Pull out every line of the listing below where "true" appears.

DATA LISTING:

══════════════════════════════

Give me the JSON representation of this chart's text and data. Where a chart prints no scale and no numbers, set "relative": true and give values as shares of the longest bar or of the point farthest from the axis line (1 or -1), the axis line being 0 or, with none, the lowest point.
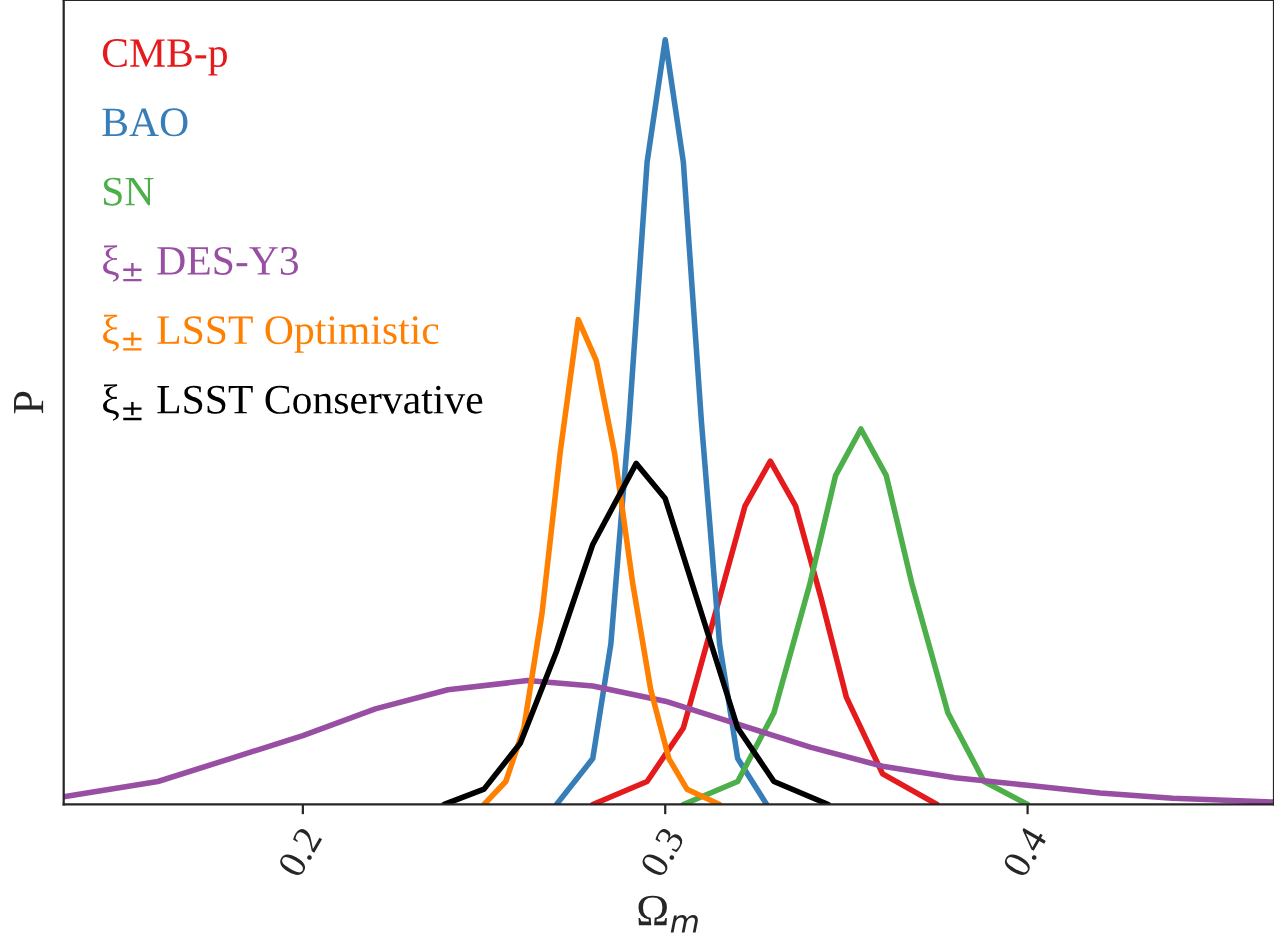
{
  "chart_data": {
    "type": "line",
    "relative": true,
    "xlabel": "Ω$_{m}$",
    "ylabel": "P",
    "xlim": [
      0.134,
      0.468
    ],
    "xticks": [
      0.2,
      0.3,
      0.4
    ],
    "tick_labels": "x",
    "legend": "top left",
    "grid": false,
    "series": [
      {
        "name": "CMB-p",
        "color": "#e41a1c",
        "x": [
          0.28,
          0.295,
          0.305,
          0.315,
          0.322,
          0.329,
          0.336,
          0.343,
          0.35,
          0.36,
          0.375
        ],
        "values": [
          0.0,
          0.03,
          0.1,
          0.27,
          0.39,
          0.449,
          0.39,
          0.27,
          0.14,
          0.04,
          0.0
        ]
      },
      {
        "name": "BAO",
        "color": "#377eb8",
        "x": [
          0.27,
          0.28,
          0.285,
          0.29,
          0.295,
          0.3,
          0.305,
          0.31,
          0.315,
          0.32,
          0.328
        ],
        "values": [
          0.0,
          0.06,
          0.21,
          0.5,
          0.84,
          1.0,
          0.84,
          0.5,
          0.21,
          0.06,
          0.0
        ]
      },
      {
        "name": "SN",
        "color": "#4daf4a",
        "x": [
          0.305,
          0.32,
          0.33,
          0.34,
          0.347,
          0.354,
          0.361,
          0.368,
          0.378,
          0.388,
          0.4
        ],
        "values": [
          0.0,
          0.03,
          0.12,
          0.29,
          0.43,
          0.491,
          0.43,
          0.29,
          0.12,
          0.03,
          0.0
        ]
      },
      {
        "name": "ξ$_{±}$ DES-Y3",
        "color": "#984ea3",
        "x": [
          0.134,
          0.16,
          0.18,
          0.2,
          0.22,
          0.24,
          0.262,
          0.28,
          0.3,
          0.32,
          0.34,
          0.36,
          0.38,
          0.4,
          0.42,
          0.44,
          0.468
        ],
        "values": [
          0.01,
          0.03,
          0.06,
          0.09,
          0.125,
          0.15,
          0.162,
          0.155,
          0.135,
          0.105,
          0.075,
          0.05,
          0.035,
          0.025,
          0.015,
          0.008,
          0.003
        ]
      },
      {
        "name": "ξ$_{±}$ LSST Optimistic",
        "color": "#ff7f00",
        "x": [
          0.25,
          0.256,
          0.261,
          0.266,
          0.271,
          0.276,
          0.281,
          0.286,
          0.291,
          0.296,
          0.301,
          0.306,
          0.315
        ],
        "values": [
          0.0,
          0.03,
          0.1,
          0.25,
          0.46,
          0.634,
          0.58,
          0.46,
          0.29,
          0.15,
          0.06,
          0.02,
          0.0
        ]
      },
      {
        "name": "ξ$_{±}$ LSST Conservative",
        "color": "#000000",
        "x": [
          0.239,
          0.25,
          0.26,
          0.27,
          0.28,
          0.292,
          0.3,
          0.31,
          0.32,
          0.33,
          0.345
        ],
        "values": [
          0.0,
          0.02,
          0.08,
          0.2,
          0.34,
          0.446,
          0.4,
          0.25,
          0.1,
          0.03,
          0.0
        ]
      }
    ]
  }
}
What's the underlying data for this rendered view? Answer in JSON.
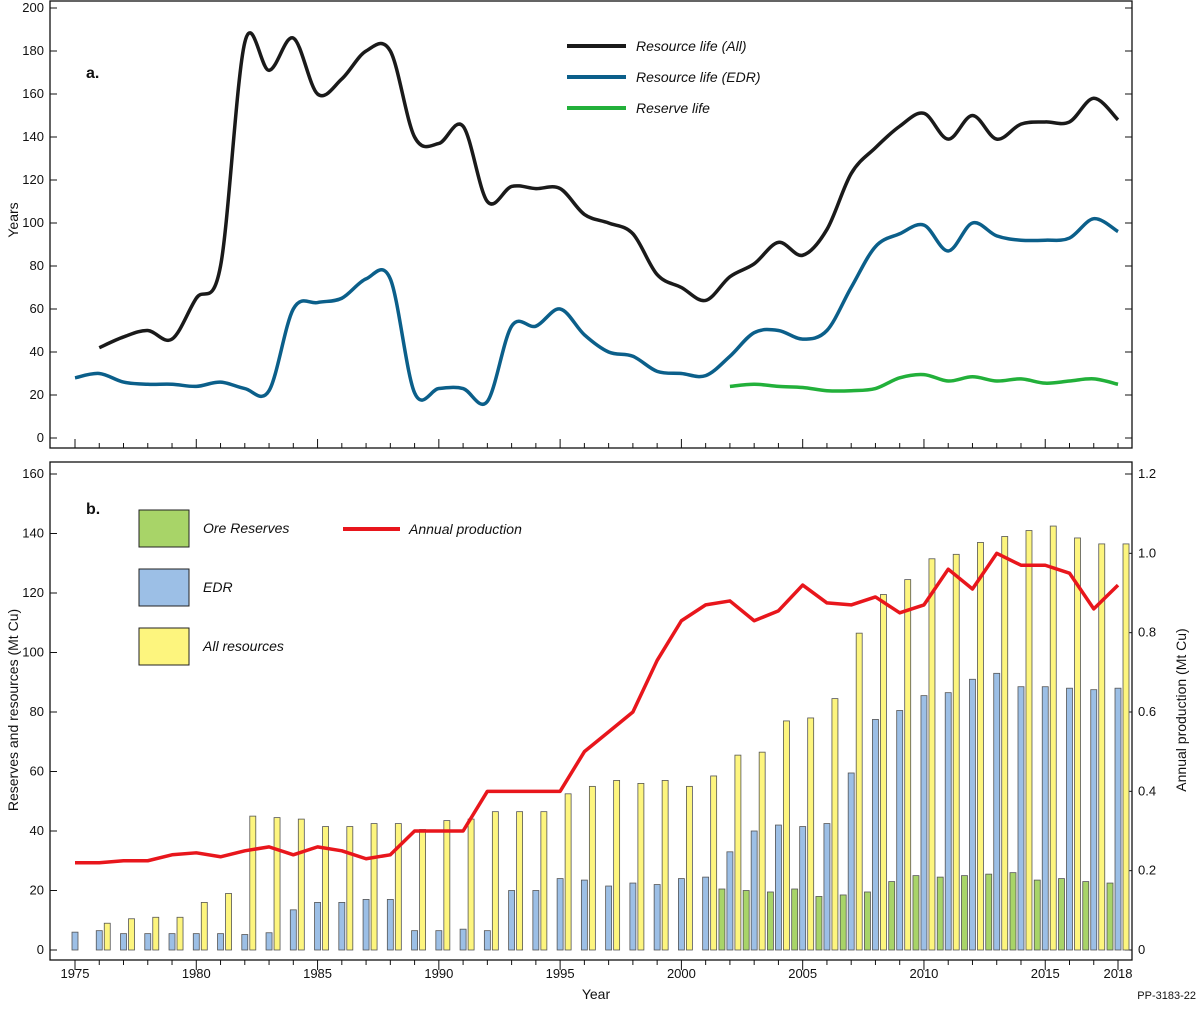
{
  "figure_id": "PP-3183-22",
  "colors": {
    "all": "#1a1a1a",
    "edr": "#0b5f8a",
    "reserve": "#22b03a",
    "ore_bar": "#a8d468",
    "edr_bar": "#9cbfe6",
    "all_bar": "#fdf57e",
    "production": "#e8161c"
  },
  "chart_data": [
    {
      "panel_label": "a.",
      "type": "line",
      "ylabel": "Years",
      "ylim": [
        0,
        200
      ],
      "yticks": [
        0,
        20,
        40,
        60,
        80,
        100,
        120,
        140,
        160,
        180,
        200
      ],
      "xlim": [
        1974,
        2018.5
      ],
      "legend_placement": "top-center",
      "grid": false,
      "smoothed": true,
      "series": [
        {
          "name": "Resource life (All)",
          "color": "#1a1a1a",
          "x": [
            1976,
            1977,
            1978,
            1979,
            1980,
            1981,
            1982,
            1983,
            1984,
            1985,
            1986,
            1987,
            1988,
            1989,
            1990,
            1991,
            1992,
            1993,
            1994,
            1995,
            1996,
            1997,
            1998,
            1999,
            2000,
            2001,
            2002,
            2003,
            2004,
            2005,
            2006,
            2007,
            2008,
            2009,
            2010,
            2011,
            2012,
            2013,
            2014,
            2015,
            2016,
            2017,
            2018
          ],
          "values": [
            42,
            47,
            50,
            46,
            65,
            80,
            184,
            171,
            186,
            160,
            167,
            180,
            180,
            140,
            137,
            145,
            110,
            117,
            116,
            116,
            104,
            100,
            95,
            76,
            70,
            64,
            75,
            81,
            91,
            85,
            97,
            123,
            135,
            145,
            151,
            139,
            150,
            139,
            146,
            147,
            147,
            158,
            148
          ]
        },
        {
          "name": "Resource life (EDR)",
          "color": "#0b5f8a",
          "x": [
            1975,
            1976,
            1977,
            1978,
            1979,
            1980,
            1981,
            1982,
            1983,
            1984,
            1985,
            1986,
            1987,
            1988,
            1989,
            1990,
            1991,
            1992,
            1993,
            1994,
            1995,
            1996,
            1997,
            1998,
            1999,
            2000,
            2001,
            2002,
            2003,
            2004,
            2005,
            2006,
            2007,
            2008,
            2009,
            2010,
            2011,
            2012,
            2013,
            2014,
            2015,
            2016,
            2017,
            2018
          ],
          "values": [
            28,
            30,
            26,
            25,
            25,
            24,
            26,
            23,
            22,
            60,
            63,
            65,
            74,
            74,
            21,
            23,
            23,
            17,
            52,
            52,
            60,
            48,
            40,
            38,
            31,
            30,
            29,
            38,
            49,
            50,
            46,
            50,
            70,
            89,
            95,
            99,
            87,
            100,
            94,
            92,
            92,
            93,
            102,
            96
          ]
        },
        {
          "name": "Reserve life",
          "color": "#22b03a",
          "x": [
            2002,
            2003,
            2004,
            2005,
            2006,
            2007,
            2008,
            2009,
            2010,
            2011,
            2012,
            2013,
            2014,
            2015,
            2016,
            2017,
            2018
          ],
          "values": [
            24,
            25,
            24,
            23.5,
            22,
            22,
            23,
            28,
            29.5,
            26.5,
            28.5,
            26.5,
            27.5,
            25.5,
            26.5,
            27.5,
            25
          ]
        }
      ]
    },
    {
      "panel_label": "b.",
      "type": "bar",
      "xlabel": "Year",
      "ylabel": "Reserves and resources (Mt Cu)",
      "ylabel_right": "Annual production (Mt Cu)",
      "ylim": [
        0,
        160
      ],
      "yticks": [
        0,
        20,
        40,
        60,
        80,
        100,
        120,
        140,
        160
      ],
      "ylim_right": [
        0,
        1.2
      ],
      "yticks_right": [
        "0",
        "0.2",
        "0.4",
        "0.6",
        "0.8",
        "1.0",
        "1.2"
      ],
      "xticks": [
        "1975",
        "1980",
        "1985",
        "1990",
        "1995",
        "2000",
        "2005",
        "2010",
        "2015",
        "2018"
      ],
      "legend_placement": "top-left",
      "grid": false,
      "categories": [
        1975,
        1976,
        1977,
        1978,
        1979,
        1980,
        1981,
        1982,
        1983,
        1984,
        1985,
        1986,
        1987,
        1988,
        1989,
        1990,
        1991,
        1992,
        1993,
        1994,
        1995,
        1996,
        1997,
        1998,
        1999,
        2000,
        2001,
        2002,
        2003,
        2004,
        2005,
        2006,
        2007,
        2008,
        2009,
        2010,
        2011,
        2012,
        2013,
        2014,
        2015,
        2016,
        2017,
        2018
      ],
      "series": [
        {
          "name": "Ore Reserves",
          "color": "#a8d468",
          "values": [
            null,
            null,
            null,
            null,
            null,
            null,
            null,
            null,
            null,
            null,
            null,
            null,
            null,
            null,
            null,
            null,
            null,
            null,
            null,
            null,
            null,
            null,
            null,
            null,
            null,
            null,
            null,
            20.5,
            20,
            19.5,
            20.5,
            18,
            18.5,
            19.5,
            23,
            25,
            24.5,
            25,
            25.5,
            26,
            23.5,
            24,
            23,
            22.5
          ]
        },
        {
          "name": "EDR",
          "color": "#9cbfe6",
          "values": [
            6,
            6.5,
            5.5,
            5.5,
            5.5,
            5.5,
            5.5,
            5.2,
            5.8,
            13.5,
            16,
            16,
            17,
            17,
            6.5,
            6.5,
            7,
            6.5,
            20,
            20,
            24,
            23.5,
            21.5,
            22.5,
            22,
            24,
            24.5,
            33,
            40,
            42,
            41.5,
            42.5,
            59.5,
            77.5,
            80.5,
            85.5,
            86.5,
            91,
            93,
            88.5,
            88.5,
            88,
            87.5,
            88
          ]
        },
        {
          "name": "All resources",
          "color": "#fdf57e",
          "values": [
            null,
            9,
            10.5,
            11,
            11,
            16,
            19,
            45,
            44.5,
            44,
            41.5,
            41.5,
            42.5,
            42.5,
            40.5,
            43.5,
            44,
            46.5,
            46.5,
            46.5,
            52.5,
            55,
            57,
            56,
            57,
            55,
            58.5,
            65.5,
            66.5,
            77,
            78,
            84.5,
            106.5,
            119.5,
            124.5,
            131.5,
            133,
            137,
            139,
            141,
            142.5,
            138.5,
            136.5,
            136.5
          ]
        },
        {
          "name": "Annual production",
          "type": "line",
          "axis": "right",
          "color": "#e8161c",
          "values": [
            0.22,
            0.22,
            0.225,
            0.225,
            0.24,
            0.245,
            0.235,
            0.25,
            0.26,
            0.24,
            0.26,
            0.25,
            0.23,
            0.24,
            0.3,
            0.3,
            0.3,
            0.4,
            0.4,
            0.4,
            0.4,
            0.5,
            0.55,
            0.6,
            0.73,
            0.83,
            0.87,
            0.88,
            0.83,
            0.855,
            0.92,
            0.875,
            0.87,
            0.89,
            0.85,
            0.87,
            0.96,
            0.91,
            1.0,
            0.97,
            0.97,
            0.95,
            0.86,
            0.92
          ]
        }
      ]
    }
  ]
}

══════════════════════════════

REPLY:
Give me the JSON representation of this chart's text and data. Where a chart prints no scale and no numbers, set "relative": true and give values as shares of the longest bar or of the point farthest from the axis line (1 or -1), the axis line being 0 or, with none, the lowest point.
    "relative": true,
      "smoothed": true,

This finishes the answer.